[Short task]
Copy nothing but the text: reproduce each line of the listing exactly and leave the pictures out.

-=-=-=-=-

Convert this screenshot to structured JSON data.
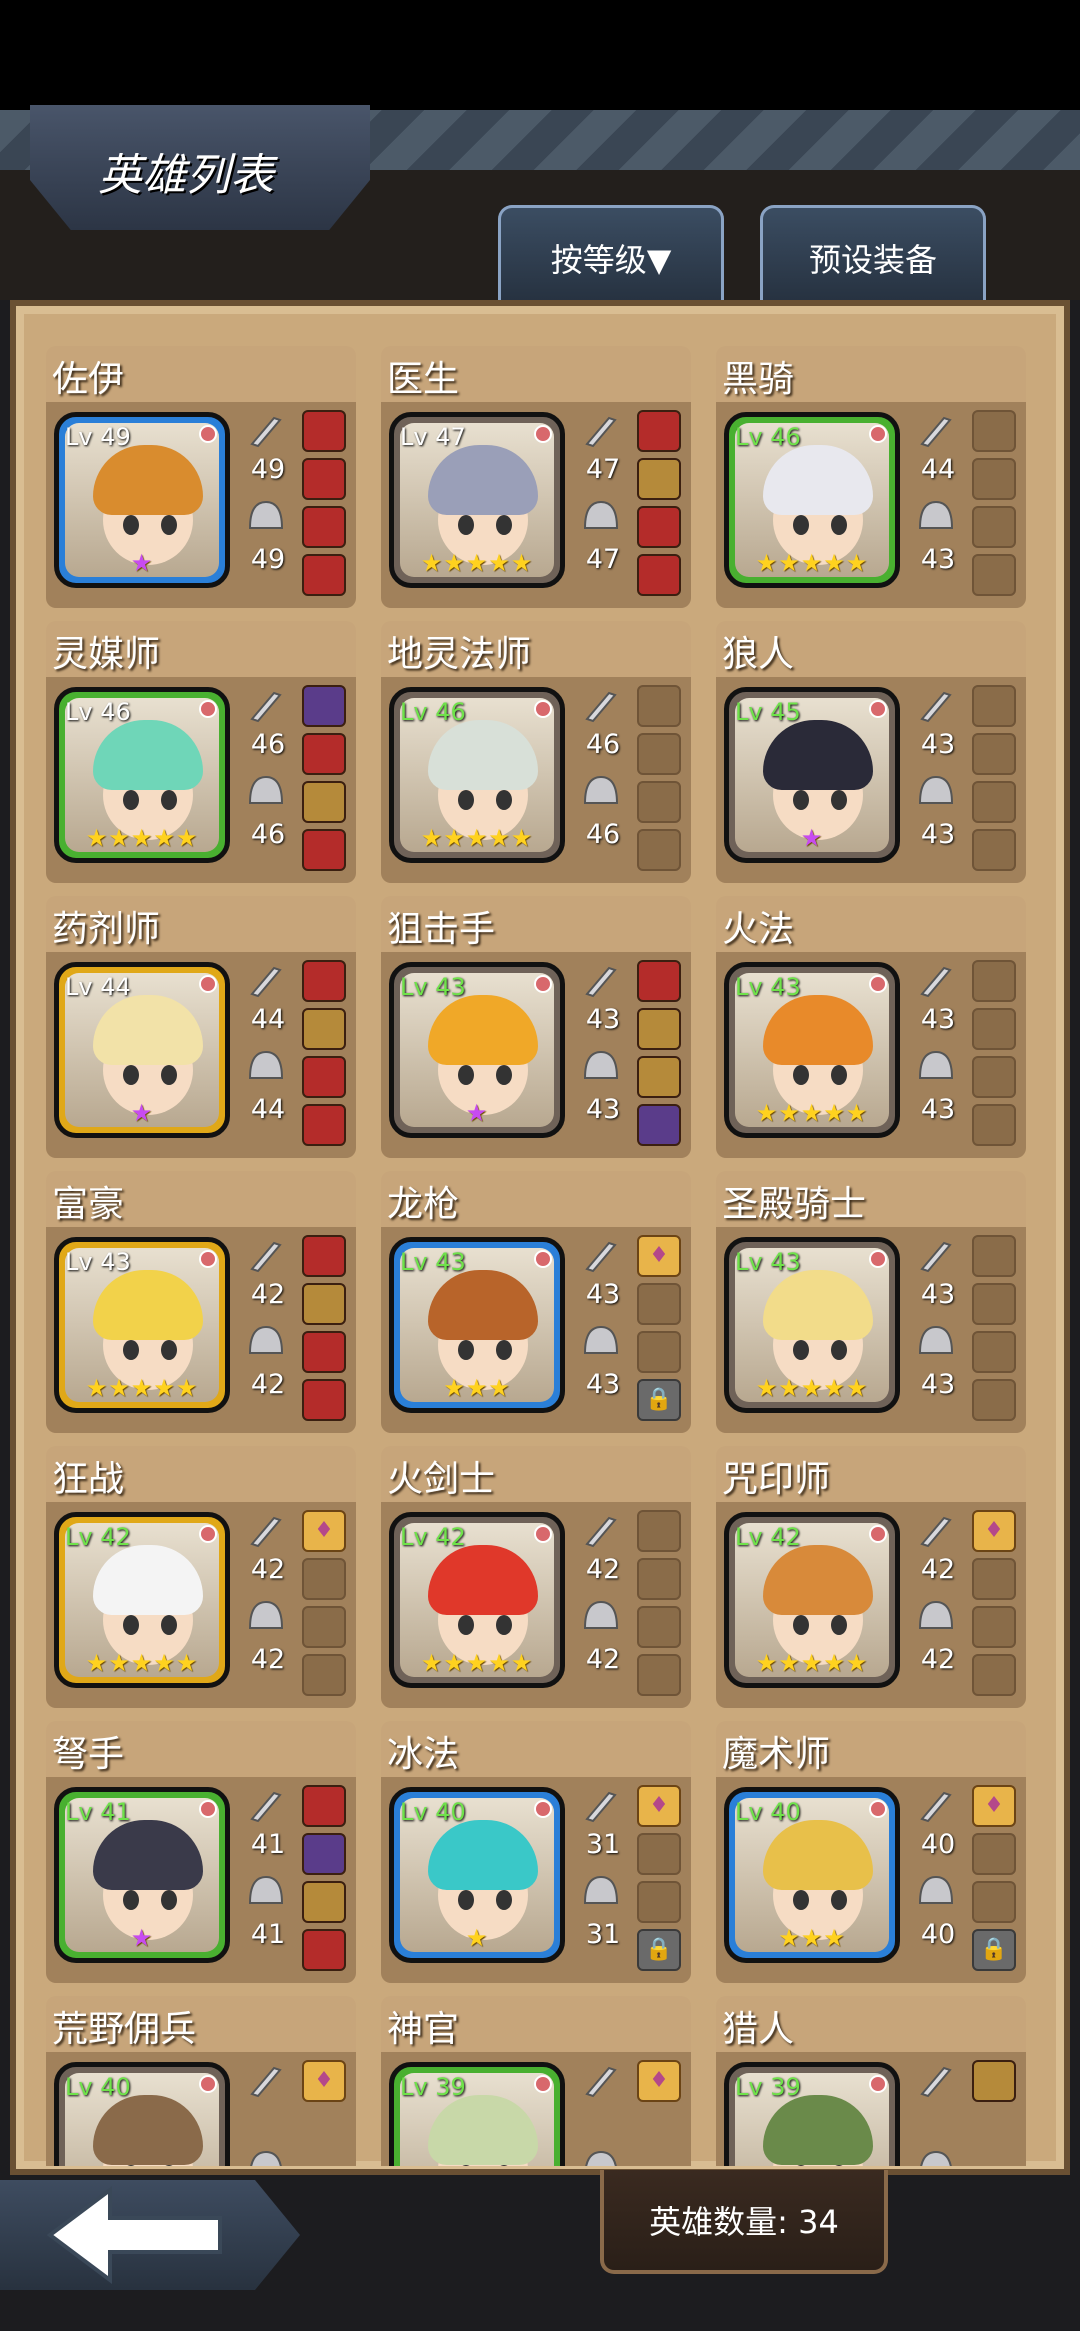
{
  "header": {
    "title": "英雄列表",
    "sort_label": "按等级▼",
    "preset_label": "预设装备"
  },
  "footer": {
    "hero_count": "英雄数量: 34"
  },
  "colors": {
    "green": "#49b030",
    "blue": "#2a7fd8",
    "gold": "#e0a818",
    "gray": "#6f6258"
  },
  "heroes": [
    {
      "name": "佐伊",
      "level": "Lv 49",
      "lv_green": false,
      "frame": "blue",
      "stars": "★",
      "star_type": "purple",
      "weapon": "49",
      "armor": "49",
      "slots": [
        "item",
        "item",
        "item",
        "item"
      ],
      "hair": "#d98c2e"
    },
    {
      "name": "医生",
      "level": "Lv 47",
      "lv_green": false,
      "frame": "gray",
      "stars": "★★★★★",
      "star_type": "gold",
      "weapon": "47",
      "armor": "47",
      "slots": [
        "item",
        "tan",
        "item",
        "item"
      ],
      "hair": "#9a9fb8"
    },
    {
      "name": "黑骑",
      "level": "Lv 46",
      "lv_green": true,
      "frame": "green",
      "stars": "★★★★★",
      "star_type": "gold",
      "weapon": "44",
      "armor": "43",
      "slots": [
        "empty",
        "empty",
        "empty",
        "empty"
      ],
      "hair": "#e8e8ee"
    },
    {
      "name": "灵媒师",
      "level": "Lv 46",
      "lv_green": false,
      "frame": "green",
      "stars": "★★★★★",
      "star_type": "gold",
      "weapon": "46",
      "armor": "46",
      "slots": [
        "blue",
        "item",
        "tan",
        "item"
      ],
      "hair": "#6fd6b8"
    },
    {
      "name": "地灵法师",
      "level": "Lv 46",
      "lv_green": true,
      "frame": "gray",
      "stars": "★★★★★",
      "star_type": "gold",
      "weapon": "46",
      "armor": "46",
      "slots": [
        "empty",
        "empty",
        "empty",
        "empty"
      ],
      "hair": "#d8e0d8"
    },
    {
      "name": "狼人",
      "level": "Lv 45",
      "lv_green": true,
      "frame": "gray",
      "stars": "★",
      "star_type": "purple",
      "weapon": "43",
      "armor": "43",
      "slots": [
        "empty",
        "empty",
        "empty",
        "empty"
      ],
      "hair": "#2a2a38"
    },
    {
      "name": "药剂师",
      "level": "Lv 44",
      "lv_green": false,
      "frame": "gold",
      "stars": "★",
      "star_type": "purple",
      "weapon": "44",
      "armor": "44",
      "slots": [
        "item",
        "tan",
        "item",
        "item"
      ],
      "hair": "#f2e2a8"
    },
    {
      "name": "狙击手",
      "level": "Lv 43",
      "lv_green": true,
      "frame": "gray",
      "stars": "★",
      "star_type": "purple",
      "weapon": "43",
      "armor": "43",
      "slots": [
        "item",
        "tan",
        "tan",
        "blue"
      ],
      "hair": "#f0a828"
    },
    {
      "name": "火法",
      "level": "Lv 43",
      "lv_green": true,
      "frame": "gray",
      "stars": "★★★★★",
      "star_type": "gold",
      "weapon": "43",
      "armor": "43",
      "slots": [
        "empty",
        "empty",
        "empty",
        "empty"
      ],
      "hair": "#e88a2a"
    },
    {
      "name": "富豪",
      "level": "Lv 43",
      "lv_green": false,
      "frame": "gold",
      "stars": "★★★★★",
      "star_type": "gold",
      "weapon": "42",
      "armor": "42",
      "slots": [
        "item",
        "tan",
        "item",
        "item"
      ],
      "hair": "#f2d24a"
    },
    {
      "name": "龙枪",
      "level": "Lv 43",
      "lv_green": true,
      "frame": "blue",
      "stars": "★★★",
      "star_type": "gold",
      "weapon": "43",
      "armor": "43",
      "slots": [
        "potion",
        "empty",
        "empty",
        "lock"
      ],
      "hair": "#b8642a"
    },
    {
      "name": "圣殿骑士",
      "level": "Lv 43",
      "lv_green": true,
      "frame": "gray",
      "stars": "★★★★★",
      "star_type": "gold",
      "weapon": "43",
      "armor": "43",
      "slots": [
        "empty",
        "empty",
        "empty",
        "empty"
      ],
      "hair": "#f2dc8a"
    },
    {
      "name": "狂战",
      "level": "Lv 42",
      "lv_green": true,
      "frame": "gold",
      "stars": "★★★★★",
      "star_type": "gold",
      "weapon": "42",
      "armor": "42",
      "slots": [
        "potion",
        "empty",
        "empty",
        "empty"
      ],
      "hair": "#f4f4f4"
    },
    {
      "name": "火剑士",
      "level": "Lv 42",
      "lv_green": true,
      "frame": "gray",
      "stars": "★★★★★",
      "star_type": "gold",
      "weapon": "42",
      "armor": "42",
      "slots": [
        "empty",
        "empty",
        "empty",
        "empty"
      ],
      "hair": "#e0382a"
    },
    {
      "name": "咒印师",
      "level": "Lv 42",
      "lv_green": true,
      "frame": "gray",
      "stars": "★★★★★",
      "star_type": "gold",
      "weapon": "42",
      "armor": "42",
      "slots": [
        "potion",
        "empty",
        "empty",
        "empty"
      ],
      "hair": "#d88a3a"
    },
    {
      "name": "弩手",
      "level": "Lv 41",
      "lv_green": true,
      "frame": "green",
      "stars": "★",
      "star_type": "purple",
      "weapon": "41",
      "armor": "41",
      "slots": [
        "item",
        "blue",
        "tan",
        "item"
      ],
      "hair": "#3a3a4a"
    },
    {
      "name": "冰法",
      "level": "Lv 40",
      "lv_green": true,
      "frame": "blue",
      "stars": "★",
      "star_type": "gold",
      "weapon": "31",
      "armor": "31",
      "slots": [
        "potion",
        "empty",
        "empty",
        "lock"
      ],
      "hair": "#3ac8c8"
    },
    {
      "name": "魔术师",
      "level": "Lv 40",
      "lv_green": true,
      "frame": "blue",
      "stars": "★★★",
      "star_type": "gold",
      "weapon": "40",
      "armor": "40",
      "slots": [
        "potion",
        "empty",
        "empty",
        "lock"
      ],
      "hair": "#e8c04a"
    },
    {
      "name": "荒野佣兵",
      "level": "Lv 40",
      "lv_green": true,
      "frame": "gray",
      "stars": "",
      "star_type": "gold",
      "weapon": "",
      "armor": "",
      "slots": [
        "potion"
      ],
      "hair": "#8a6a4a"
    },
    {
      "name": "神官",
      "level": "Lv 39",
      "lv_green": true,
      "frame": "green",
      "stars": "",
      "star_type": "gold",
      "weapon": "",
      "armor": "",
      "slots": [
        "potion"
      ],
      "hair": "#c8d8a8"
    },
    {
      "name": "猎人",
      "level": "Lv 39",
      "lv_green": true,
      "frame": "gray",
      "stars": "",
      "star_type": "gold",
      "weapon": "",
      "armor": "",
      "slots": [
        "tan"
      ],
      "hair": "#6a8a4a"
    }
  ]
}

-=-=-=-=-

[Response to the task]
Convert this screenshot to structured JSON data.
{
  "header": {
    "title": "英雄列表",
    "sort_label": "按等级▼",
    "preset_label": "预设装备"
  },
  "footer": {
    "hero_count": "英雄数量: 34"
  },
  "colors": {
    "green": "#49b030",
    "blue": "#2a7fd8",
    "gold": "#e0a818",
    "gray": "#6f6258"
  },
  "heroes": [
    {
      "name": "佐伊",
      "level": "Lv 49",
      "lv_green": false,
      "frame": "blue",
      "stars": "★",
      "star_type": "purple",
      "weapon": "49",
      "armor": "49",
      "slots": [
        "item",
        "item",
        "item",
        "item"
      ],
      "hair": "#d98c2e"
    },
    {
      "name": "医生",
      "level": "Lv 47",
      "lv_green": false,
      "frame": "gray",
      "stars": "★★★★★",
      "star_type": "gold",
      "weapon": "47",
      "armor": "47",
      "slots": [
        "item",
        "tan",
        "item",
        "item"
      ],
      "hair": "#9a9fb8"
    },
    {
      "name": "黑骑",
      "level": "Lv 46",
      "lv_green": true,
      "frame": "green",
      "stars": "★★★★★",
      "star_type": "gold",
      "weapon": "44",
      "armor": "43",
      "slots": [
        "empty",
        "empty",
        "empty",
        "empty"
      ],
      "hair": "#e8e8ee"
    },
    {
      "name": "灵媒师",
      "level": "Lv 46",
      "lv_green": false,
      "frame": "green",
      "stars": "★★★★★",
      "star_type": "gold",
      "weapon": "46",
      "armor": "46",
      "slots": [
        "blue",
        "item",
        "tan",
        "item"
      ],
      "hair": "#6fd6b8"
    },
    {
      "name": "地灵法师",
      "level": "Lv 46",
      "lv_green": true,
      "frame": "gray",
      "stars": "★★★★★",
      "star_type": "gold",
      "weapon": "46",
      "armor": "46",
      "slots": [
        "empty",
        "empty",
        "empty",
        "empty"
      ],
      "hair": "#d8e0d8"
    },
    {
      "name": "狼人",
      "level": "Lv 45",
      "lv_green": true,
      "frame": "gray",
      "stars": "★",
      "star_type": "purple",
      "weapon": "43",
      "armor": "43",
      "slots": [
        "empty",
        "empty",
        "empty",
        "empty"
      ],
      "hair": "#2a2a38"
    },
    {
      "name": "药剂师",
      "level": "Lv 44",
      "lv_green": false,
      "frame": "gold",
      "stars": "★",
      "star_type": "purple",
      "weapon": "44",
      "armor": "44",
      "slots": [
        "item",
        "tan",
        "item",
        "item"
      ],
      "hair": "#f2e2a8"
    },
    {
      "name": "狙击手",
      "level": "Lv 43",
      "lv_green": true,
      "frame": "gray",
      "stars": "★",
      "star_type": "purple",
      "weapon": "43",
      "armor": "43",
      "slots": [
        "item",
        "tan",
        "tan",
        "blue"
      ],
      "hair": "#f0a828"
    },
    {
      "name": "火法",
      "level": "Lv 43",
      "lv_green": true,
      "frame": "gray",
      "stars": "★★★★★",
      "star_type": "gold",
      "weapon": "43",
      "armor": "43",
      "slots": [
        "empty",
        "empty",
        "empty",
        "empty"
      ],
      "hair": "#e88a2a"
    },
    {
      "name": "富豪",
      "level": "Lv 43",
      "lv_green": false,
      "frame": "gold",
      "stars": "★★★★★",
      "star_type": "gold",
      "weapon": "42",
      "armor": "42",
      "slots": [
        "item",
        "tan",
        "item",
        "item"
      ],
      "hair": "#f2d24a"
    },
    {
      "name": "龙枪",
      "level": "Lv 43",
      "lv_green": true,
      "frame": "blue",
      "stars": "★★★",
      "star_type": "gold",
      "weapon": "43",
      "armor": "43",
      "slots": [
        "potion",
        "empty",
        "empty",
        "lock"
      ],
      "hair": "#b8642a"
    },
    {
      "name": "圣殿骑士",
      "level": "Lv 43",
      "lv_green": true,
      "frame": "gray",
      "stars": "★★★★★",
      "star_type": "gold",
      "weapon": "43",
      "armor": "43",
      "slots": [
        "empty",
        "empty",
        "empty",
        "empty"
      ],
      "hair": "#f2dc8a"
    },
    {
      "name": "狂战",
      "level": "Lv 42",
      "lv_green": true,
      "frame": "gold",
      "stars": "★★★★★",
      "star_type": "gold",
      "weapon": "42",
      "armor": "42",
      "slots": [
        "potion",
        "empty",
        "empty",
        "empty"
      ],
      "hair": "#f4f4f4"
    },
    {
      "name": "火剑士",
      "level": "Lv 42",
      "lv_green": true,
      "frame": "gray",
      "stars": "★★★★★",
      "star_type": "gold",
      "weapon": "42",
      "armor": "42",
      "slots": [
        "empty",
        "empty",
        "empty",
        "empty"
      ],
      "hair": "#e0382a"
    },
    {
      "name": "咒印师",
      "level": "Lv 42",
      "lv_green": true,
      "frame": "gray",
      "stars": "★★★★★",
      "star_type": "gold",
      "weapon": "42",
      "armor": "42",
      "slots": [
        "potion",
        "empty",
        "empty",
        "empty"
      ],
      "hair": "#d88a3a"
    },
    {
      "name": "弩手",
      "level": "Lv 41",
      "lv_green": true,
      "frame": "green",
      "stars": "★",
      "star_type": "purple",
      "weapon": "41",
      "armor": "41",
      "slots": [
        "item",
        "blue",
        "tan",
        "item"
      ],
      "hair": "#3a3a4a"
    },
    {
      "name": "冰法",
      "level": "Lv 40",
      "lv_green": true,
      "frame": "blue",
      "stars": "★",
      "star_type": "gold",
      "weapon": "31",
      "armor": "31",
      "slots": [
        "potion",
        "empty",
        "empty",
        "lock"
      ],
      "hair": "#3ac8c8"
    },
    {
      "name": "魔术师",
      "level": "Lv 40",
      "lv_green": true,
      "frame": "blue",
      "stars": "★★★",
      "star_type": "gold",
      "weapon": "40",
      "armor": "40",
      "slots": [
        "potion",
        "empty",
        "empty",
        "lock"
      ],
      "hair": "#e8c04a"
    },
    {
      "name": "荒野佣兵",
      "level": "Lv 40",
      "lv_green": true,
      "frame": "gray",
      "stars": "",
      "star_type": "gold",
      "weapon": "",
      "armor": "",
      "slots": [
        "potion"
      ],
      "hair": "#8a6a4a"
    },
    {
      "name": "神官",
      "level": "Lv 39",
      "lv_green": true,
      "frame": "green",
      "stars": "",
      "star_type": "gold",
      "weapon": "",
      "armor": "",
      "slots": [
        "potion"
      ],
      "hair": "#c8d8a8"
    },
    {
      "name": "猎人",
      "level": "Lv 39",
      "lv_green": true,
      "frame": "gray",
      "stars": "",
      "star_type": "gold",
      "weapon": "",
      "armor": "",
      "slots": [
        "tan"
      ],
      "hair": "#6a8a4a"
    }
  ]
}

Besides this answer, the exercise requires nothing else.